Problem: Reproduce all the lines exactly as they stand, apart from the pictures.

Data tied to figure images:

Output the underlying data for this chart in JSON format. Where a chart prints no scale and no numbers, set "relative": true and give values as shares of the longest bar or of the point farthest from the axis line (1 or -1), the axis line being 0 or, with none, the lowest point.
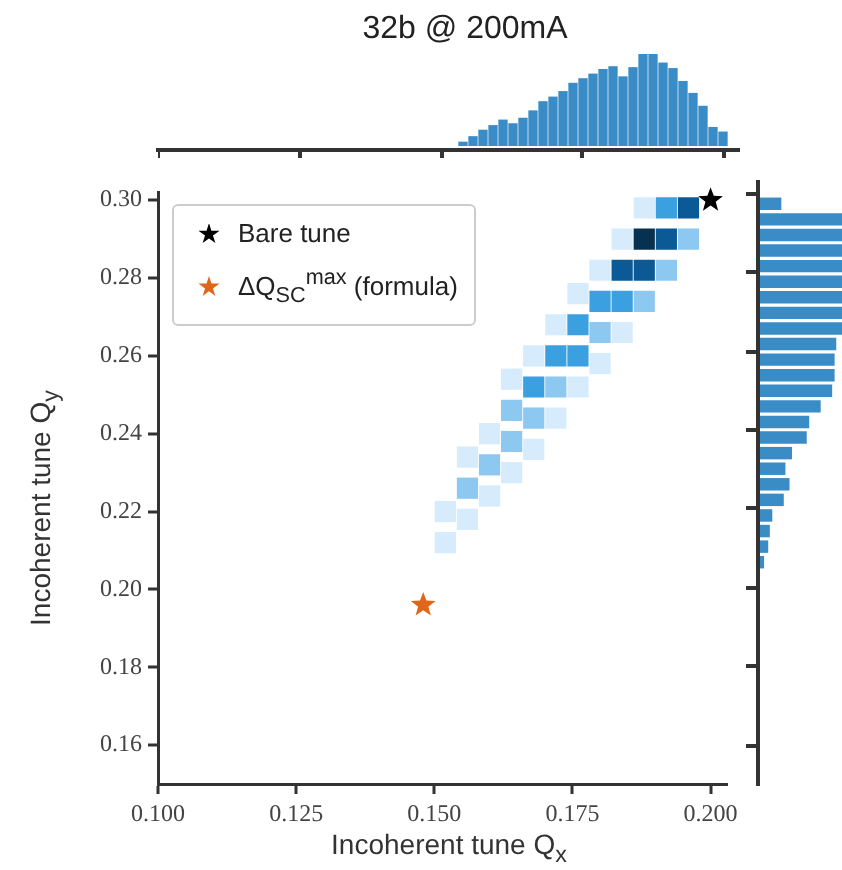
{
  "chart_data": [
    {
      "type": "bar",
      "title": "32b @ 200mA",
      "relative": true,
      "color": "#3a8cc6",
      "categories": [
        null,
        null,
        null,
        null,
        null,
        null,
        null,
        null,
        null,
        null,
        null,
        null,
        null,
        null,
        null,
        null,
        null,
        null,
        null,
        null,
        null,
        null,
        null,
        null,
        null,
        null,
        null
      ],
      "values": [
        0.04,
        0.1,
        0.17,
        0.22,
        0.28,
        0.24,
        0.3,
        0.38,
        0.48,
        0.53,
        0.59,
        0.68,
        0.73,
        0.78,
        0.83,
        0.86,
        0.75,
        0.85,
        1,
        1,
        0.9,
        0.84,
        0.7,
        0.57,
        0.43,
        0.2,
        0.15
      ]
    },
    {
      "type": "scatter",
      "xlabel": "Incoherent tune Q$_{x}$",
      "ylabel": "Incoherent tune Q$_{y}$",
      "legend": "top left",
      "grid": false,
      "xlim": [
        0.1,
        0.203
      ],
      "ylim": [
        0.15,
        0.302
      ],
      "xticks": [
        {
          "value": 0.1,
          "label": "0.100"
        },
        {
          "value": 0.125,
          "label": "0.125"
        },
        {
          "value": 0.15,
          "label": "0.150"
        },
        {
          "value": 0.175,
          "label": "0.175"
        },
        {
          "value": 0.2,
          "label": "0.200"
        }
      ],
      "yticks": [
        {
          "value": 0.16,
          "label": "0.16"
        },
        {
          "value": 0.18,
          "label": "0.18"
        },
        {
          "value": 0.2,
          "label": "0.20"
        },
        {
          "value": 0.22,
          "label": "0.22"
        },
        {
          "value": 0.24,
          "label": "0.24"
        },
        {
          "value": 0.26,
          "label": "0.26"
        },
        {
          "value": 0.28,
          "label": "0.28"
        },
        {
          "value": 0.3,
          "label": "0.30"
        }
      ],
      "series": [
        {
          "marker": "square",
          "x": [
            0.152,
            0.152,
            0.156,
            0.156,
            0.156,
            0.16,
            0.16,
            0.16,
            0.164,
            0.164,
            0.164,
            0.164,
            0.168,
            0.168,
            0.168,
            0.168,
            0.172,
            0.172,
            0.172,
            0.172,
            0.176,
            0.176,
            0.176,
            0.176,
            0.18,
            0.18,
            0.18,
            0.18,
            0.184,
            0.184,
            0.184,
            0.184,
            0.188,
            0.188,
            0.188,
            0.188,
            0.192,
            0.192,
            0.192,
            0.196,
            0.196
          ],
          "values": [
            0.212,
            0.22,
            0.218,
            0.226,
            0.234,
            0.224,
            0.232,
            0.24,
            0.23,
            0.238,
            0.246,
            0.254,
            0.236,
            0.244,
            0.252,
            0.26,
            0.244,
            0.252,
            0.26,
            0.268,
            0.252,
            0.26,
            0.268,
            0.276,
            0.258,
            0.266,
            0.274,
            0.282,
            0.266,
            0.274,
            0.282,
            0.29,
            0.274,
            0.282,
            0.29,
            0.298,
            0.282,
            0.29,
            0.298,
            0.29,
            0.298
          ],
          "colors": [
            "#d6ebfb",
            "#d6ebfb",
            "#d6ebfb",
            "#8cc8f0",
            "#d6ebfb",
            "#d6ebfb",
            "#8cc8f0",
            "#d6ebfb",
            "#d6ebfb",
            "#8cc8f0",
            "#8cc8f0",
            "#d6ebfb",
            "#d6ebfb",
            "#8cc8f0",
            "#3aa0e0",
            "#d6ebfb",
            "#d6ebfb",
            "#8cc8f0",
            "#3aa0e0",
            "#d6ebfb",
            "#d6ebfb",
            "#3aa0e0",
            "#3aa0e0",
            "#d6ebfb",
            "#d6ebfb",
            "#8cc8f0",
            "#3aa0e0",
            "#d6ebfb",
            "#d6ebfb",
            "#3aa0e0",
            "#0b5a96",
            "#d6ebfb",
            "#8cc8f0",
            "#0b5a96",
            "#08304f",
            "#d6ebfb",
            "#8cc8f0",
            "#0b5a96",
            "#3aa0e0",
            "#8cc8f0",
            "#0b5a96"
          ]
        },
        {
          "name": "Bare tune",
          "marker": "star",
          "color": "#000000",
          "x": [
            0.2
          ],
          "values": [
            0.3
          ]
        },
        {
          "name": "ΔQ$_{SC}$$^{max}$ (formula)",
          "marker": "star",
          "color": "#e0661a",
          "x": [
            0.148
          ],
          "values": [
            0.196
          ]
        }
      ]
    },
    {
      "type": "bar",
      "orientation": "horizontal",
      "relative": true,
      "color": "#3a8cc6",
      "categories": [
        null,
        null,
        null,
        null,
        null,
        null,
        null,
        null,
        null,
        null,
        null,
        null,
        null,
        null,
        null,
        null,
        null,
        null,
        null,
        null,
        null,
        null,
        null,
        null
      ],
      "values": [
        0.26,
        1,
        1,
        1,
        1,
        1,
        1,
        1,
        1,
        0.93,
        0.91,
        0.91,
        0.88,
        0.74,
        0.6,
        0.57,
        0.39,
        0.31,
        0.36,
        0.29,
        0.15,
        0.12,
        0.1,
        0.05
      ]
    }
  ]
}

Full solution:
Output the underlying data for this chart in JSON format. Where a chart prints no scale and no numbers, set "relative": true and give values as shares of the longest bar or of the point farthest from the axis line (1 or -1), the axis line being 0 or, with none, the lowest point.
{
  "chart_data": [
    {
      "type": "bar",
      "title": "32b @ 200mA",
      "relative": true,
      "color": "#3a8cc6",
      "categories": [
        null,
        null,
        null,
        null,
        null,
        null,
        null,
        null,
        null,
        null,
        null,
        null,
        null,
        null,
        null,
        null,
        null,
        null,
        null,
        null,
        null,
        null,
        null,
        null,
        null,
        null,
        null
      ],
      "values": [
        0.04,
        0.1,
        0.17,
        0.22,
        0.28,
        0.24,
        0.3,
        0.38,
        0.48,
        0.53,
        0.59,
        0.68,
        0.73,
        0.78,
        0.83,
        0.86,
        0.75,
        0.85,
        1,
        1,
        0.9,
        0.84,
        0.7,
        0.57,
        0.43,
        0.2,
        0.15
      ]
    },
    {
      "type": "scatter",
      "xlabel": "Incoherent tune Q$_{x}$",
      "ylabel": "Incoherent tune Q$_{y}$",
      "legend": "top left",
      "grid": false,
      "xlim": [
        0.1,
        0.203
      ],
      "ylim": [
        0.15,
        0.302
      ],
      "xticks": [
        {
          "value": 0.1,
          "label": "0.100"
        },
        {
          "value": 0.125,
          "label": "0.125"
        },
        {
          "value": 0.15,
          "label": "0.150"
        },
        {
          "value": 0.175,
          "label": "0.175"
        },
        {
          "value": 0.2,
          "label": "0.200"
        }
      ],
      "yticks": [
        {
          "value": 0.16,
          "label": "0.16"
        },
        {
          "value": 0.18,
          "label": "0.18"
        },
        {
          "value": 0.2,
          "label": "0.20"
        },
        {
          "value": 0.22,
          "label": "0.22"
        },
        {
          "value": 0.24,
          "label": "0.24"
        },
        {
          "value": 0.26,
          "label": "0.26"
        },
        {
          "value": 0.28,
          "label": "0.28"
        },
        {
          "value": 0.3,
          "label": "0.30"
        }
      ],
      "series": [
        {
          "marker": "square",
          "x": [
            0.152,
            0.152,
            0.156,
            0.156,
            0.156,
            0.16,
            0.16,
            0.16,
            0.164,
            0.164,
            0.164,
            0.164,
            0.168,
            0.168,
            0.168,
            0.168,
            0.172,
            0.172,
            0.172,
            0.172,
            0.176,
            0.176,
            0.176,
            0.176,
            0.18,
            0.18,
            0.18,
            0.18,
            0.184,
            0.184,
            0.184,
            0.184,
            0.188,
            0.188,
            0.188,
            0.188,
            0.192,
            0.192,
            0.192,
            0.196,
            0.196
          ],
          "values": [
            0.212,
            0.22,
            0.218,
            0.226,
            0.234,
            0.224,
            0.232,
            0.24,
            0.23,
            0.238,
            0.246,
            0.254,
            0.236,
            0.244,
            0.252,
            0.26,
            0.244,
            0.252,
            0.26,
            0.268,
            0.252,
            0.26,
            0.268,
            0.276,
            0.258,
            0.266,
            0.274,
            0.282,
            0.266,
            0.274,
            0.282,
            0.29,
            0.274,
            0.282,
            0.29,
            0.298,
            0.282,
            0.29,
            0.298,
            0.29,
            0.298
          ],
          "colors": [
            "#d6ebfb",
            "#d6ebfb",
            "#d6ebfb",
            "#8cc8f0",
            "#d6ebfb",
            "#d6ebfb",
            "#8cc8f0",
            "#d6ebfb",
            "#d6ebfb",
            "#8cc8f0",
            "#8cc8f0",
            "#d6ebfb",
            "#d6ebfb",
            "#8cc8f0",
            "#3aa0e0",
            "#d6ebfb",
            "#d6ebfb",
            "#8cc8f0",
            "#3aa0e0",
            "#d6ebfb",
            "#d6ebfb",
            "#3aa0e0",
            "#3aa0e0",
            "#d6ebfb",
            "#d6ebfb",
            "#8cc8f0",
            "#3aa0e0",
            "#d6ebfb",
            "#d6ebfb",
            "#3aa0e0",
            "#0b5a96",
            "#d6ebfb",
            "#8cc8f0",
            "#0b5a96",
            "#08304f",
            "#d6ebfb",
            "#8cc8f0",
            "#0b5a96",
            "#3aa0e0",
            "#8cc8f0",
            "#0b5a96"
          ]
        },
        {
          "name": "Bare tune",
          "marker": "star",
          "color": "#000000",
          "x": [
            0.2
          ],
          "values": [
            0.3
          ]
        },
        {
          "name": "ΔQ$_{SC}$$^{max}$ (formula)",
          "marker": "star",
          "color": "#e0661a",
          "x": [
            0.148
          ],
          "values": [
            0.196
          ]
        }
      ]
    },
    {
      "type": "bar",
      "orientation": "horizontal",
      "relative": true,
      "color": "#3a8cc6",
      "categories": [
        null,
        null,
        null,
        null,
        null,
        null,
        null,
        null,
        null,
        null,
        null,
        null,
        null,
        null,
        null,
        null,
        null,
        null,
        null,
        null,
        null,
        null,
        null,
        null
      ],
      "values": [
        0.26,
        1,
        1,
        1,
        1,
        1,
        1,
        1,
        1,
        0.93,
        0.91,
        0.91,
        0.88,
        0.74,
        0.6,
        0.57,
        0.39,
        0.31,
        0.36,
        0.29,
        0.15,
        0.12,
        0.1,
        0.05
      ]
    }
  ]
}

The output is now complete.